[Start of RECORD EXTRACTS]

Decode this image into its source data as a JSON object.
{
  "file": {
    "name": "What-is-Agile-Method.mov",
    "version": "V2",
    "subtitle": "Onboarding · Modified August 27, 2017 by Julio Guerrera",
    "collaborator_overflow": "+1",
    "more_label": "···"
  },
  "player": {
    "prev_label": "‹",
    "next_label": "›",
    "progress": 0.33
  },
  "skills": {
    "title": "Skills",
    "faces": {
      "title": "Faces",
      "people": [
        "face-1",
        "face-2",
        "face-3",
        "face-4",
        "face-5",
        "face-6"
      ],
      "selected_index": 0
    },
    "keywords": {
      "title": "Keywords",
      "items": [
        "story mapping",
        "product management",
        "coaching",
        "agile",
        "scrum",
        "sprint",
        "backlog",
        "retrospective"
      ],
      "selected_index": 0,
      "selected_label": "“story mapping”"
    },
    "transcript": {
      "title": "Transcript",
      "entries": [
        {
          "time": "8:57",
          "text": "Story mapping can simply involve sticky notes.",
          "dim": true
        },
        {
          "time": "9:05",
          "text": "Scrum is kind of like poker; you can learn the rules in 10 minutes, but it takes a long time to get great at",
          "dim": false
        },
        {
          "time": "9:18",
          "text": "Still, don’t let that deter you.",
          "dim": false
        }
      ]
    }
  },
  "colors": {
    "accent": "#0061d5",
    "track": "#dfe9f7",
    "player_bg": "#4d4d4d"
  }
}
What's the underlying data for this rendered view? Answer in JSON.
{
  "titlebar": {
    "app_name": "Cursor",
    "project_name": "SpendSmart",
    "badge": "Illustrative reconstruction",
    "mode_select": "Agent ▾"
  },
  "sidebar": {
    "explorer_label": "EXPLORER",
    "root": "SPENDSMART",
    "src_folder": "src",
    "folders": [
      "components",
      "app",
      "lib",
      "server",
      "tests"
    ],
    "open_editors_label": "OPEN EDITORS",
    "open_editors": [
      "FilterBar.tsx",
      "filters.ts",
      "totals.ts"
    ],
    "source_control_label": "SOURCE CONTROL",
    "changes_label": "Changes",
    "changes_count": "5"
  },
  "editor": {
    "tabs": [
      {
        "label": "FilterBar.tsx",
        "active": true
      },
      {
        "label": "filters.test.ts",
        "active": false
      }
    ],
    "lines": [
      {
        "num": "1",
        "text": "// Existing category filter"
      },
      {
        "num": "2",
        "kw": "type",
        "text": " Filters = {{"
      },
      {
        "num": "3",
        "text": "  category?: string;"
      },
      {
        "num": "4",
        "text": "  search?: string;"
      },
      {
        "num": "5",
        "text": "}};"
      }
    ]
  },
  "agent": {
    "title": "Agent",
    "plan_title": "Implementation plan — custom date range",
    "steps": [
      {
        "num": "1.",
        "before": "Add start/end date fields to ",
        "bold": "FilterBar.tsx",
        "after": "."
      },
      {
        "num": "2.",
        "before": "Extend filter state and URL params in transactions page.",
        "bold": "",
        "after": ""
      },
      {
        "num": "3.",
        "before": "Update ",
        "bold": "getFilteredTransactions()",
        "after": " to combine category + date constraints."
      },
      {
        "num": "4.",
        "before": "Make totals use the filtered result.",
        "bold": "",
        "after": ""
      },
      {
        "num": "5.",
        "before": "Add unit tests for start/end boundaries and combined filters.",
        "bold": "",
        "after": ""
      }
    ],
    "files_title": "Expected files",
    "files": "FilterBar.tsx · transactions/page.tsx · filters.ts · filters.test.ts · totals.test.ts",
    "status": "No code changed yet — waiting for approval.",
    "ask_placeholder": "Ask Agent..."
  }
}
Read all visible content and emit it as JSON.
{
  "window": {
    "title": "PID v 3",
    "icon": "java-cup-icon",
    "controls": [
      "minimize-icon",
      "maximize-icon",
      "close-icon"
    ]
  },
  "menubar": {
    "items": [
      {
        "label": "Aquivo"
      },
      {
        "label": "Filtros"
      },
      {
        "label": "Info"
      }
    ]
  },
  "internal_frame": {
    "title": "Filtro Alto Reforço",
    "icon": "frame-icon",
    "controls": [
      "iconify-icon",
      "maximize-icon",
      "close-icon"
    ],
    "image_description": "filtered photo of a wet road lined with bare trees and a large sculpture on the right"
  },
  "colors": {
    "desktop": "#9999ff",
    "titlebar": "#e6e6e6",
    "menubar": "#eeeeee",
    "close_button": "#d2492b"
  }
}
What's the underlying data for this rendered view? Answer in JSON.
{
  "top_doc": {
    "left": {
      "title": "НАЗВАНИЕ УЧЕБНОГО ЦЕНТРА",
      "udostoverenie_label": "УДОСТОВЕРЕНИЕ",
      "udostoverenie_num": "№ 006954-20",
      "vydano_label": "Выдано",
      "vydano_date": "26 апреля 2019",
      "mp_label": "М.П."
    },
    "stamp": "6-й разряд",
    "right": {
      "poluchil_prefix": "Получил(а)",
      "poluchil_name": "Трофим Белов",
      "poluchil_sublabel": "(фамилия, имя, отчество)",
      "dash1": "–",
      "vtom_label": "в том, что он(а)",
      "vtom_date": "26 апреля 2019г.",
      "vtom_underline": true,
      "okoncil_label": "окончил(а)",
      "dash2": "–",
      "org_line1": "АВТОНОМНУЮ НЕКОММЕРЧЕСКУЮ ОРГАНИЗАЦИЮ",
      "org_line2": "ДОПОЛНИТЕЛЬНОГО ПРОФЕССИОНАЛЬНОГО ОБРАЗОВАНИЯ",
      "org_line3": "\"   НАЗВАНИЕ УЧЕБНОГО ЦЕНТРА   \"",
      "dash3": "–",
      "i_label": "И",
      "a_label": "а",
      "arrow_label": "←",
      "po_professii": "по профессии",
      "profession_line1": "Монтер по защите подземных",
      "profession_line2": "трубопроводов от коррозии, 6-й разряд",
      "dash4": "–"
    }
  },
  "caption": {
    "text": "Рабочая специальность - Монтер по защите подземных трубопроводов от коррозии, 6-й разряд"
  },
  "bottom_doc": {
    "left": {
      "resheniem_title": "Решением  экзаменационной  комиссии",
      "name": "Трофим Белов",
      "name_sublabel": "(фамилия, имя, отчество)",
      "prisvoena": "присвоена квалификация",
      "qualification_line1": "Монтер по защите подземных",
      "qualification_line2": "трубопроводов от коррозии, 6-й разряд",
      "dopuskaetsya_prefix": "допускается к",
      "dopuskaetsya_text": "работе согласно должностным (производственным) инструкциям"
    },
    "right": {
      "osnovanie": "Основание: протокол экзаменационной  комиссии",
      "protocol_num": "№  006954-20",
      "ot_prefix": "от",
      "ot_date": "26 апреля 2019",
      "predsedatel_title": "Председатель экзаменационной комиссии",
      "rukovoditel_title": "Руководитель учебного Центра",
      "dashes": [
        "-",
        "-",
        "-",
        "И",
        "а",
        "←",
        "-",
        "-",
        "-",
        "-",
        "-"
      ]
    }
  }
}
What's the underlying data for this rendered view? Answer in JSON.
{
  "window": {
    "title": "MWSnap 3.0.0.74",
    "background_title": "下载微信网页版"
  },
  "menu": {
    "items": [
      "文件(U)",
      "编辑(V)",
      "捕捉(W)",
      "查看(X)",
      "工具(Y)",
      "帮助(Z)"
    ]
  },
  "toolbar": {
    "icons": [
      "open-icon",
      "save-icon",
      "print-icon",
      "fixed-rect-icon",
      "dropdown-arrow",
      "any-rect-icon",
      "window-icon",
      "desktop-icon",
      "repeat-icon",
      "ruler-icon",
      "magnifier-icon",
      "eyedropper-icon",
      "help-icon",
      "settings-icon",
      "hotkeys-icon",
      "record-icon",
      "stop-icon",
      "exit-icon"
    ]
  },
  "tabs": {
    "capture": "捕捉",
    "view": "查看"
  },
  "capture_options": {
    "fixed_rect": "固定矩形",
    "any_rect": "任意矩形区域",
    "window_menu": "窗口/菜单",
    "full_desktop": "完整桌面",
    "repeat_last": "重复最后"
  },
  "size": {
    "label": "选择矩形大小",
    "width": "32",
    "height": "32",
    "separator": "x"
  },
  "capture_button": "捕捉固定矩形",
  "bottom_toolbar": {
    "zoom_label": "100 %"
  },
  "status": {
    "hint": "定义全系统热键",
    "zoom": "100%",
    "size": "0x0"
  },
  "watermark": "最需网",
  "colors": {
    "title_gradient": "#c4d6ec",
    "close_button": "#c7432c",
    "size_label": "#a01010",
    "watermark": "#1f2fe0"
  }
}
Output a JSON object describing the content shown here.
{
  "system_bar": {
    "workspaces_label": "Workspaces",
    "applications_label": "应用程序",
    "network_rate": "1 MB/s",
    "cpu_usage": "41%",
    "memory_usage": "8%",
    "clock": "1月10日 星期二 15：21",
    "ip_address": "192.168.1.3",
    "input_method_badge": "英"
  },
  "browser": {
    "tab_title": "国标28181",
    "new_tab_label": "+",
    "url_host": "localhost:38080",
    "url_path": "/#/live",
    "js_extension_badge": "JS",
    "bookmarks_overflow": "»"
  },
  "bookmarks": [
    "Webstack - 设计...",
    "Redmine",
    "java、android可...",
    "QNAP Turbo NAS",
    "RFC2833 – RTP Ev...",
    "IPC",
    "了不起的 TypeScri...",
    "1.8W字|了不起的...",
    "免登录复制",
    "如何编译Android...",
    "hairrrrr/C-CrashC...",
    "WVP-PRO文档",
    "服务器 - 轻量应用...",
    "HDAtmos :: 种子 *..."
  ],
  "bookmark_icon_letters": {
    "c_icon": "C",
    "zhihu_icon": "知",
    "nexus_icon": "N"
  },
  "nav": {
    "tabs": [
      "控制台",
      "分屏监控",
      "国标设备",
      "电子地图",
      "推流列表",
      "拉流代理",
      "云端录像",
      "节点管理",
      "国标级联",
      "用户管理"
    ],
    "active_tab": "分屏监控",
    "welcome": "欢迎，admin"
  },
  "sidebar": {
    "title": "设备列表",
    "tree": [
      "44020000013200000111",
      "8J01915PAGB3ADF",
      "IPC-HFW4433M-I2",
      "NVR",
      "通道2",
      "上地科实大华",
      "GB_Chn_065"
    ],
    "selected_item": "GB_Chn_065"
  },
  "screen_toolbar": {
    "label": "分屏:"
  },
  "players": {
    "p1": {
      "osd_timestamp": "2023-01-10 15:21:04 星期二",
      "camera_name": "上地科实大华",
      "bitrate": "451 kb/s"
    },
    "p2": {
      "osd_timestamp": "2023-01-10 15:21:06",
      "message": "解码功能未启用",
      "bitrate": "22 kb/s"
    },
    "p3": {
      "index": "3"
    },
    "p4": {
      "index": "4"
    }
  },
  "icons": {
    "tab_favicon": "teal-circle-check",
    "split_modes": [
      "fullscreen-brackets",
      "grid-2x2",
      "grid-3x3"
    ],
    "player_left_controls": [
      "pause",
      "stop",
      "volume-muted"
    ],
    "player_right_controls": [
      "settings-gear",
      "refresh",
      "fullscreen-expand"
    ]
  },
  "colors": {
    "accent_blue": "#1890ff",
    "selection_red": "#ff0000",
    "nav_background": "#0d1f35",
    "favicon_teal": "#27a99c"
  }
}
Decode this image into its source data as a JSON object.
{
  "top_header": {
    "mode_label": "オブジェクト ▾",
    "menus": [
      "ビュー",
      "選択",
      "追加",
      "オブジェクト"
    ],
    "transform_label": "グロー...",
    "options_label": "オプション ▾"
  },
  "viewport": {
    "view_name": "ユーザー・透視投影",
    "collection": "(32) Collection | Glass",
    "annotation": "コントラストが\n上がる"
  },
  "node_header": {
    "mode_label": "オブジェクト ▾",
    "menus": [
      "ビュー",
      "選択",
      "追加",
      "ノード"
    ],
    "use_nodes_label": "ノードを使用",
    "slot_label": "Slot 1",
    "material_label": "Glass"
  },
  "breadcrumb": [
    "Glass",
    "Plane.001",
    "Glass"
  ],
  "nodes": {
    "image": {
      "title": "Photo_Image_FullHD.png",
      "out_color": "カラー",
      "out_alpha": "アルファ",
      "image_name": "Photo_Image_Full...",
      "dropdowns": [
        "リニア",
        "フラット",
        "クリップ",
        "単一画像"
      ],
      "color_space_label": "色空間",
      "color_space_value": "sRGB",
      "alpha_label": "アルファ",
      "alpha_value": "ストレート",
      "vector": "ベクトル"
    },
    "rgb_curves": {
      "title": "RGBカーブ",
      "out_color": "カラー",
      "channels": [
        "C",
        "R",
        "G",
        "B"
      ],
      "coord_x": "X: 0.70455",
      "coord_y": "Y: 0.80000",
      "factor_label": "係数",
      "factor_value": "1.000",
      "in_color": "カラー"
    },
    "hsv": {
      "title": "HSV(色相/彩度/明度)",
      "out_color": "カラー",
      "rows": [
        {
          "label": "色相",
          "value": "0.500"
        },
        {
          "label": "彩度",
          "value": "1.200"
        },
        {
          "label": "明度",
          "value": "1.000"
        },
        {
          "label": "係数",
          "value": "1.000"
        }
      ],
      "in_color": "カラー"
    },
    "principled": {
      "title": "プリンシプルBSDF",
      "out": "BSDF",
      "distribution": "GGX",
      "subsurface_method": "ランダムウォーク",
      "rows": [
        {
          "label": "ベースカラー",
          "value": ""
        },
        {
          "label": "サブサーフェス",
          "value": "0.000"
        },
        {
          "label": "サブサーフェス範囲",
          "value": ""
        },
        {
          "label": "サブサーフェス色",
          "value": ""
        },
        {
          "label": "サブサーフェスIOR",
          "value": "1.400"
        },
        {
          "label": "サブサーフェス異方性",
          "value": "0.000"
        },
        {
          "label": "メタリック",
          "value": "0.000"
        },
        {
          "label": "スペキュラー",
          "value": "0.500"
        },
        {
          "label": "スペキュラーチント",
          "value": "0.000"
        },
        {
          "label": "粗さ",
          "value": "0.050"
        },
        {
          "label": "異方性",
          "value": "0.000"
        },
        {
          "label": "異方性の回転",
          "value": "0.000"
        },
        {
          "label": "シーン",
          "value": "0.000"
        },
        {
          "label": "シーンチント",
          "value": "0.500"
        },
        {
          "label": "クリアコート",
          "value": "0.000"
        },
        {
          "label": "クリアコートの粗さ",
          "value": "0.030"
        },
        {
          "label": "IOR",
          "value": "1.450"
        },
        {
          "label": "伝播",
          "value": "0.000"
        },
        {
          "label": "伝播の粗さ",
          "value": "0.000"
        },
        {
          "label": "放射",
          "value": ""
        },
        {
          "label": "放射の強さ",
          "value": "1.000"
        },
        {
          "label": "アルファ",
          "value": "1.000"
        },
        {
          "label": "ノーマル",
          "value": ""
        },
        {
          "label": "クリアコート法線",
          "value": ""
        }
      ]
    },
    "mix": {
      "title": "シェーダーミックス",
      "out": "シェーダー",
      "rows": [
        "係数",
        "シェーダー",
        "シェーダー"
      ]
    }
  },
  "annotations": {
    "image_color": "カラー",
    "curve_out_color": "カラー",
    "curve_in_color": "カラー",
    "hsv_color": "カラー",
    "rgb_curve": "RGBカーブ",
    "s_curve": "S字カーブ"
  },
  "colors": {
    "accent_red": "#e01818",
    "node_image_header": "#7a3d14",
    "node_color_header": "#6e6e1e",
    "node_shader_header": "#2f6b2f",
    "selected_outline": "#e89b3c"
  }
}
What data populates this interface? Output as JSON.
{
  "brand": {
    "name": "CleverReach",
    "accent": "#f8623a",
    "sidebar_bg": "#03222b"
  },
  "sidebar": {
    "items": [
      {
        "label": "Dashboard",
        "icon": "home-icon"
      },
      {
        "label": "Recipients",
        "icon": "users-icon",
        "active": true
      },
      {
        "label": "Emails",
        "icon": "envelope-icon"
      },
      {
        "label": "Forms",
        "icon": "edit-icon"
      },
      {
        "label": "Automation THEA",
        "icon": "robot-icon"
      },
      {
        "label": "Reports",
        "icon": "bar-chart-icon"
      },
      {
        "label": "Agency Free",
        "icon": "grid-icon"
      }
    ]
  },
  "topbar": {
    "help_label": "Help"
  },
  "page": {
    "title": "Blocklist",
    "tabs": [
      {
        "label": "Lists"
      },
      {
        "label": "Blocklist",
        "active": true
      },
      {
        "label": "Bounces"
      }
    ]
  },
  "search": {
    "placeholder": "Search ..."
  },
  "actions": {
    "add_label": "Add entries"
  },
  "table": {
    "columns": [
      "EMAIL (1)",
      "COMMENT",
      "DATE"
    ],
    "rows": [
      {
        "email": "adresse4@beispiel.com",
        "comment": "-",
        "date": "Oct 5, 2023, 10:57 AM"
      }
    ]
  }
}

[End of RECORD EXTRACTS]

THE TASK. Exactly as written, give again every line from the one containing "What data populates" through the last line of the material above, and no other lines.

FULL SOLUTION.
What data populates this interface? Output as JSON.
{
  "brand": {
    "name": "CleverReach",
    "accent": "#f8623a",
    "sidebar_bg": "#03222b"
  },
  "sidebar": {
    "items": [
      {
        "label": "Dashboard",
        "icon": "home-icon"
      },
      {
        "label": "Recipients",
        "icon": "users-icon",
        "active": true
      },
      {
        "label": "Emails",
        "icon": "envelope-icon"
      },
      {
        "label": "Forms",
        "icon": "edit-icon"
      },
      {
        "label": "Automation THEA",
        "icon": "robot-icon"
      },
      {
        "label": "Reports",
        "icon": "bar-chart-icon"
      },
      {
        "label": "Agency Free",
        "icon": "grid-icon"
      }
    ]
  },
  "topbar": {
    "help_label": "Help"
  },
  "page": {
    "title": "Blocklist",
    "tabs": [
      {
        "label": "Lists"
      },
      {
        "label": "Blocklist",
        "active": true
      },
      {
        "label": "Bounces"
      }
    ]
  },
  "search": {
    "placeholder": "Search ..."
  },
  "actions": {
    "add_label": "Add entries"
  },
  "table": {
    "columns": [
      "EMAIL (1)",
      "COMMENT",
      "DATE"
    ],
    "rows": [
      {
        "email": "adresse4@beispiel.com",
        "comment": "-",
        "date": "Oct 5, 2023, 10:57 AM"
      }
    ]
  }
}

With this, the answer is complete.